The Citizens Property Insurance claims management provided a number of reports to the Citizens Board of Governors yesterday. For readers of this blog and policyholders who want to know what Citizens thinks of its claims handling, I suggest that you read the various reports which I have attached to this post.1

At the end of the meeting, I made a public comment, limited to three minutes, after reading these reports and listening carefully to the discussion. Here were my primary takeaways:

  1. Citizens Claims management is much more sophisticated than a decade ago when I served on the Citizens Property Insurance Reform Task Force.
  2. Citizens new claims in litigation have significantly dropped over the past year. It appears a lot of that is related to AOB lawsuits not being filed.
  3. Citizens drop in new lawsuits has occurred at a greater rate than other private Florida insurance companies per the statistics provided.
  4. Citizens has doubled its success in zero litigation payouts in four years indicating it is more successful at defending lawsuits and paying nothing.
  5. While Citizens has reduced new lawsuits, it litigates far more claims per premium revenue dollars than other private carriers. This suggests that Citizens takes a much harder line on claims payments than other insurers.
  6. Most property and casualty companies pay no more than 5% of their earned premium dollar to defend lawsuits. Citizens spends a lot more than this benchmark suggesting that it takes a much harder line on claims which then end up in litigation. While I commend the initiatives to reduce the cost of defending the lawsuits, the harder the line of not paying and paying as little as possible usually results in higher defense costs. It also makes policyholder attorneys work harder and spend more hours to win.

# Raw records
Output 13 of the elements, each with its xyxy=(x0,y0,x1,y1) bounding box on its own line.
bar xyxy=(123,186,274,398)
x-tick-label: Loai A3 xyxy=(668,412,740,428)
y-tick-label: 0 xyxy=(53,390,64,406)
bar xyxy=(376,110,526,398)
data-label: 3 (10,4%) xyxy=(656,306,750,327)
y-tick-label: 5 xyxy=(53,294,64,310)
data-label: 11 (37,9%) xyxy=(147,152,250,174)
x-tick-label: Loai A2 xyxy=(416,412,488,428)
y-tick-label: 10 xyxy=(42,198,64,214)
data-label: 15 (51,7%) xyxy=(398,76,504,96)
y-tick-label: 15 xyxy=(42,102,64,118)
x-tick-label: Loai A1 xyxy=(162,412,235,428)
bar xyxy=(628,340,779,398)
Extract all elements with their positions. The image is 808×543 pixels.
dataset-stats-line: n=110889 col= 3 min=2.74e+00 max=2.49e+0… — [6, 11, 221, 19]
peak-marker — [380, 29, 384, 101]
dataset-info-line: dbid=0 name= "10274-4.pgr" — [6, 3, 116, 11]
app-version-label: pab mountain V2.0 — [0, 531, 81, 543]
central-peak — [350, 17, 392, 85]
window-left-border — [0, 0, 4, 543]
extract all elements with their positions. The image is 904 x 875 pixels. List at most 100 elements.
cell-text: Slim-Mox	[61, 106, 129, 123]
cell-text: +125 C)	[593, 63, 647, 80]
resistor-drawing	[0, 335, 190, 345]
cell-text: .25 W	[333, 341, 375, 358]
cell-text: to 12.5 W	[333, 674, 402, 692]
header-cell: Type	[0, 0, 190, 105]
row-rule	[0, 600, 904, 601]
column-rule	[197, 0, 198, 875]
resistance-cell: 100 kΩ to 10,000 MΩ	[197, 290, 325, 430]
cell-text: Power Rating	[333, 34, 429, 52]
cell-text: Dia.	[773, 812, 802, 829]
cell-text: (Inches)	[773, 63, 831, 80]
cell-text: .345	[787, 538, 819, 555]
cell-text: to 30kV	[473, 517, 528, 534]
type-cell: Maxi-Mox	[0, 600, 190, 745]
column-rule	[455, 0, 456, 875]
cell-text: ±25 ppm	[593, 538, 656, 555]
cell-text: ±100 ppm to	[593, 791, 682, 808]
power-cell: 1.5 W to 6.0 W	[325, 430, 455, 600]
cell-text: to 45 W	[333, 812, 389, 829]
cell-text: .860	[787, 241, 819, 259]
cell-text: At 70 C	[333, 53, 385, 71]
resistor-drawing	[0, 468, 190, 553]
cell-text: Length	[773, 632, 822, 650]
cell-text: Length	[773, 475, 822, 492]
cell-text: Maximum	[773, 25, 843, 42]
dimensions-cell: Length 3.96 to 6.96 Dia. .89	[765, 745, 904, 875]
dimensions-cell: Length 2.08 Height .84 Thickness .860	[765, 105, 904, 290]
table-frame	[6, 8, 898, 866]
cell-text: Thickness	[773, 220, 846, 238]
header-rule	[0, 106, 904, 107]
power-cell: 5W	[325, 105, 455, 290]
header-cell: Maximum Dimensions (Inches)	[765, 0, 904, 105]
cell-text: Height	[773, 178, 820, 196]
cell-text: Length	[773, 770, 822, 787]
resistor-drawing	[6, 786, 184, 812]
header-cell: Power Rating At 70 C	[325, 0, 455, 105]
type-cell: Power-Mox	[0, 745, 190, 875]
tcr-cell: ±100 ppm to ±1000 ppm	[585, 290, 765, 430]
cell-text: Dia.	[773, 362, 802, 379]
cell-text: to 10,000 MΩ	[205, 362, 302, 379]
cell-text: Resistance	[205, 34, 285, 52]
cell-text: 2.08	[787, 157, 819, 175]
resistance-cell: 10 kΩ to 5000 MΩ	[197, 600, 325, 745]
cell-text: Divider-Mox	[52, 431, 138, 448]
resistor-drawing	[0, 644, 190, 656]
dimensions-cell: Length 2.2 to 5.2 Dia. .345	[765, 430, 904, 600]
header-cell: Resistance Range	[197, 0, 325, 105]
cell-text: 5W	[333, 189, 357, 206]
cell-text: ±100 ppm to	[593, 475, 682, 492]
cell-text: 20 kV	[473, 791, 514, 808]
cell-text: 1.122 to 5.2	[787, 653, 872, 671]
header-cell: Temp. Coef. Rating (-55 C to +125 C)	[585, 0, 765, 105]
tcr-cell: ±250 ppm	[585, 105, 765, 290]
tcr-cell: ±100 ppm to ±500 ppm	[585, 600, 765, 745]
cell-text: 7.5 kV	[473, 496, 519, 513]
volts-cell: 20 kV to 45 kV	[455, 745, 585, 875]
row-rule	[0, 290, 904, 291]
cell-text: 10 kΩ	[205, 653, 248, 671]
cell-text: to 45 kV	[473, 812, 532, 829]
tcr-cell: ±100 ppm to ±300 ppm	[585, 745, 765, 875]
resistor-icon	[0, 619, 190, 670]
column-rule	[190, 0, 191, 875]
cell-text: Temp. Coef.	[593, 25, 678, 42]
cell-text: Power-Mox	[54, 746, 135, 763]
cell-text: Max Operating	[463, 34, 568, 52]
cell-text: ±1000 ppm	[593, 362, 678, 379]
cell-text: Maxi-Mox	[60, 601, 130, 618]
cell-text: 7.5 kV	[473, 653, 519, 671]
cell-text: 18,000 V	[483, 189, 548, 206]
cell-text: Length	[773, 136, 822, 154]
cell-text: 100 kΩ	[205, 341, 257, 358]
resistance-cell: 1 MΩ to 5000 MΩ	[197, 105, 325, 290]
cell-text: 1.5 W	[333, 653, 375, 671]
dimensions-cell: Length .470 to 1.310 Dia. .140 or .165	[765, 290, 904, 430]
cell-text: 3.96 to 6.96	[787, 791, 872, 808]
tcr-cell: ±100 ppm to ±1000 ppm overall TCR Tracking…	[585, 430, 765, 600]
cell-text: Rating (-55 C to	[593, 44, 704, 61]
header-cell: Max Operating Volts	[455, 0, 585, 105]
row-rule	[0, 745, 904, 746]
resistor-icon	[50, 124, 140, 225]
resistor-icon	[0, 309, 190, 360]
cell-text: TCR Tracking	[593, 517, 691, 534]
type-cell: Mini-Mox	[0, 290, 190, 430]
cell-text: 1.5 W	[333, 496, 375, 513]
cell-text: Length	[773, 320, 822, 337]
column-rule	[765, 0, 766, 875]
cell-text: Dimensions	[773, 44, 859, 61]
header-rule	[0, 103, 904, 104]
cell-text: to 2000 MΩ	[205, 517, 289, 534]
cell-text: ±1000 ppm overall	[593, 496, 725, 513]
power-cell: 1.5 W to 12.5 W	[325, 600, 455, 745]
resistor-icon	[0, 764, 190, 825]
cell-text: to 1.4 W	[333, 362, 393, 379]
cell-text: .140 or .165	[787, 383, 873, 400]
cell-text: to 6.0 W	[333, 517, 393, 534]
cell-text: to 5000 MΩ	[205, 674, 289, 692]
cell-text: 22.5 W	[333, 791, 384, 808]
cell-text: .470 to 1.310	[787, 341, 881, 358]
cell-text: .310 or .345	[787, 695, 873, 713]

# Given instruction
Repeat word for word the portion of the Citizens claims blog post above starting at "1. Citizens Claims" and ending at "not being filed.".

# Solved problem
1. Citizens Claims management is much more sophisticated than a decade ago when I served on the Citizens Property Insurance Reform Task Force.
  2. Citizens new claims in litigation have significantly dropped over the past year. It appears a lot of that is related to AOB lawsuits not being filed.